** START Given entries **

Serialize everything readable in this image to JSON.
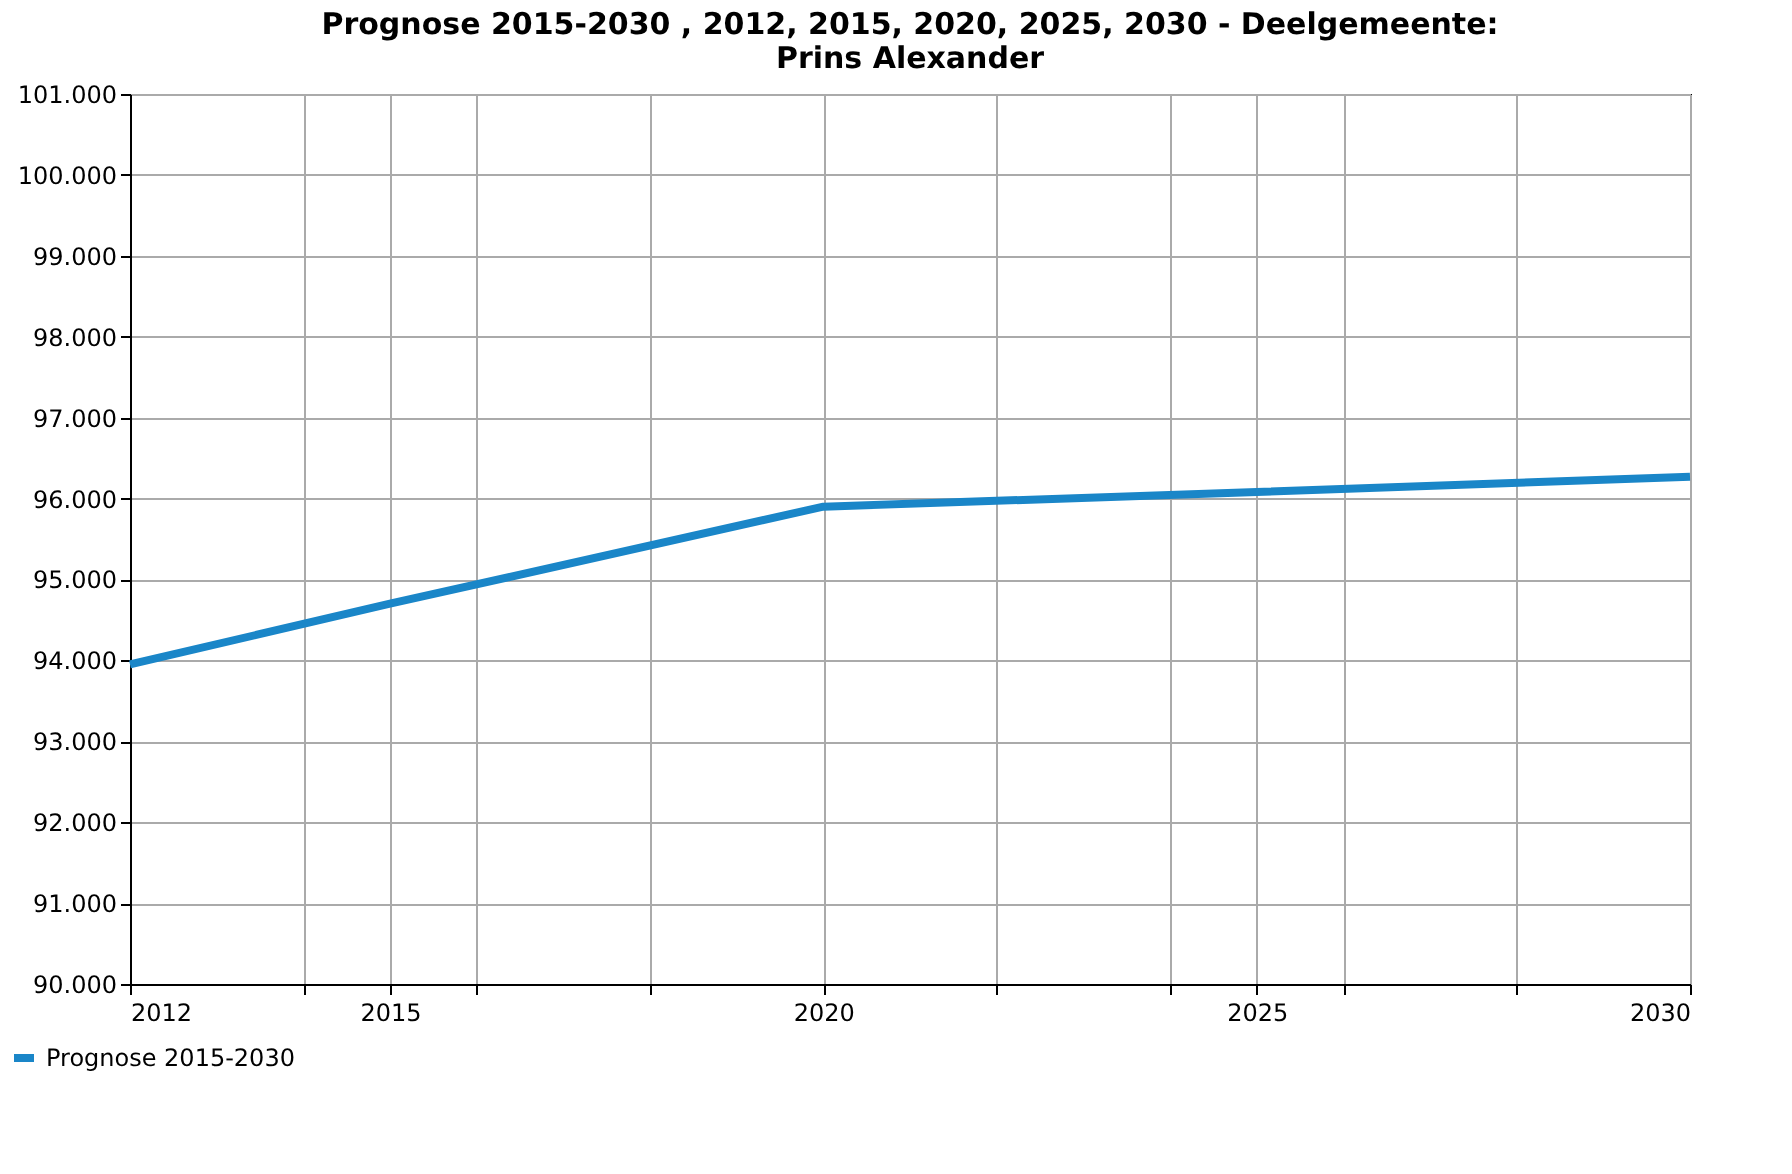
{
  "chart_data": {
    "type": "line",
    "title": "Prognose 2015-2030 , 2012, 2015, 2020, 2025, 2030 - Deelgemeente: Prins Alexander",
    "x": [
      2012,
      2015,
      2020,
      2025,
      2030
    ],
    "series": [
      {
        "name": "Prognose 2015-2030",
        "color": "#1a86c8",
        "values": [
          93950,
          94700,
          95900,
          96080,
          96270
        ]
      }
    ],
    "xlim": [
      2012,
      2030
    ],
    "xticks": [
      2012,
      {
        "value": 2014,
        "label": null
      },
      2015,
      {
        "value": 2016,
        "label": null
      },
      {
        "value": 2018,
        "label": null
      },
      2020,
      {
        "value": 2022,
        "label": null
      },
      {
        "value": 2024,
        "label": null
      },
      2025,
      {
        "value": 2026,
        "label": null
      },
      {
        "value": 2028,
        "label": null
      },
      2030
    ],
    "ylim": [
      90000,
      101000
    ],
    "yticks": [
      {
        "value": 90000,
        "label": "90.000"
      },
      {
        "value": 91000,
        "label": "91.000"
      },
      {
        "value": 92000,
        "label": "92.000"
      },
      {
        "value": 93000,
        "label": "93.000"
      },
      {
        "value": 94000,
        "label": "94.000"
      },
      {
        "value": 95000,
        "label": "95.000"
      },
      {
        "value": 96000,
        "label": "96.000"
      },
      {
        "value": 97000,
        "label": "97.000"
      },
      {
        "value": 98000,
        "label": "98.000"
      },
      {
        "value": 99000,
        "label": "99.000"
      },
      {
        "value": 100000,
        "label": "100.000"
      },
      {
        "value": 101000,
        "label": "101.000"
      }
    ],
    "grid": true,
    "legend": "bottom left",
    "marker": "none",
    "line_style": "solid"
  }
}
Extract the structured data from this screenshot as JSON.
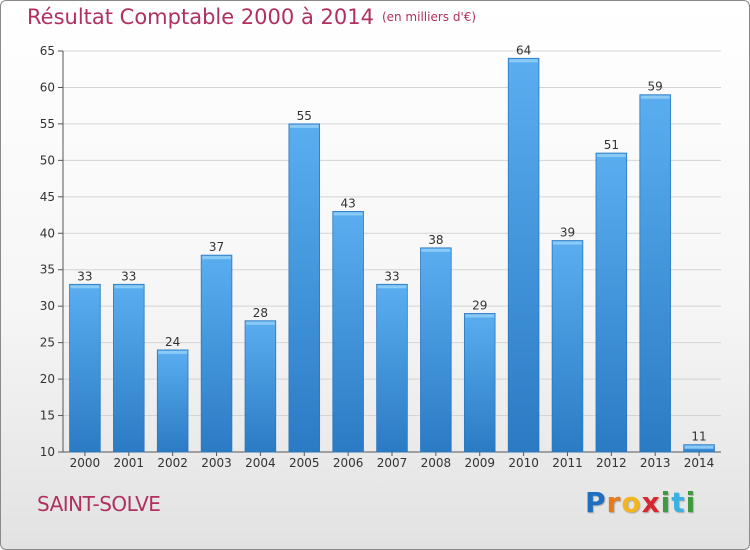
{
  "title": "Résultat Comptable 2000 à 2014",
  "subtitle": "(en milliers d'€)",
  "town": "SAINT-SOLVE",
  "logo": {
    "letters": [
      "P",
      "r",
      "o",
      "x",
      "i",
      "t",
      "i"
    ],
    "colors": [
      "#1e6fc0",
      "#e87a1e",
      "#f2b51e",
      "#d8262e",
      "#3c9b3c",
      "#3cb0e0",
      "#3c9b3c"
    ]
  },
  "colors": {
    "bar": "#4a9ee0",
    "bar_dark": "#2a78c0",
    "title": "#b03060"
  },
  "chart_data": {
    "type": "bar",
    "title": "Résultat Comptable 2000 à 2014",
    "subtitle": "(en milliers d'€)",
    "categories": [
      "2000",
      "2001",
      "2002",
      "2003",
      "2004",
      "2005",
      "2006",
      "2007",
      "2008",
      "2009",
      "2010",
      "2011",
      "2012",
      "2013",
      "2014"
    ],
    "values": [
      33,
      33,
      24,
      37,
      28,
      55,
      43,
      33,
      38,
      29,
      64,
      39,
      51,
      59,
      11
    ],
    "data_labels": [
      "33",
      "33",
      "24",
      "37",
      "28",
      "55",
      "43",
      "33",
      "38",
      "29",
      "64",
      "39",
      "51",
      "59",
      "11"
    ],
    "ylim": [
      10,
      65
    ],
    "yticks": [
      10,
      15,
      20,
      25,
      30,
      35,
      40,
      45,
      50,
      55,
      60,
      65
    ],
    "grid": true,
    "xlabel": "",
    "ylabel": ""
  }
}
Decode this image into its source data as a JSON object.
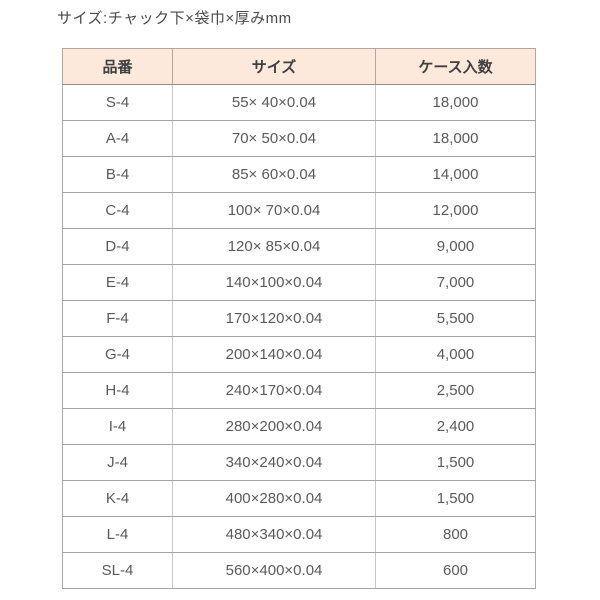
{
  "page": {
    "caption": "サイズ:チャック下×袋巾×厚みmm"
  },
  "table": {
    "columns": [
      "品番",
      "サイズ",
      "ケース入数"
    ],
    "rows": [
      {
        "part_no": "S-4",
        "size": "55× 40×0.04",
        "case_qty": "18,000"
      },
      {
        "part_no": "A-4",
        "size": "70× 50×0.04",
        "case_qty": "18,000"
      },
      {
        "part_no": "B-4",
        "size": "85× 60×0.04",
        "case_qty": "14,000"
      },
      {
        "part_no": "C-4",
        "size": "100× 70×0.04",
        "case_qty": "12,000"
      },
      {
        "part_no": "D-4",
        "size": "120× 85×0.04",
        "case_qty": "9,000"
      },
      {
        "part_no": "E-4",
        "size": "140×100×0.04",
        "case_qty": "7,000"
      },
      {
        "part_no": "F-4",
        "size": "170×120×0.04",
        "case_qty": "5,500"
      },
      {
        "part_no": "G-4",
        "size": "200×140×0.04",
        "case_qty": "4,000"
      },
      {
        "part_no": "H-4",
        "size": "240×170×0.04",
        "case_qty": "2,500"
      },
      {
        "part_no": "I-4",
        "size": "280×200×0.04",
        "case_qty": "2,400"
      },
      {
        "part_no": "J-4",
        "size": "340×240×0.04",
        "case_qty": "1,500"
      },
      {
        "part_no": "K-4",
        "size": "400×280×0.04",
        "case_qty": "1,500"
      },
      {
        "part_no": "L-4",
        "size": "480×340×0.04",
        "case_qty": "800"
      },
      {
        "part_no": "SL-4",
        "size": "560×400×0.04",
        "case_qty": "600"
      }
    ]
  },
  "colors": {
    "header_bg": "#fce9dc",
    "header_border": "#b3a59b",
    "row_border_horizontal": "#a3a3a3",
    "row_border_vertical": "#c6c6c6",
    "header_text": "#3f3f3f",
    "body_text": "#5a5a5a",
    "caption_text": "#4a4a4a"
  }
}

** END Given entries **

● Given problem:
Provide only the number of lines in the entries that hold the word "JSON".

● Reply to the exercise:
3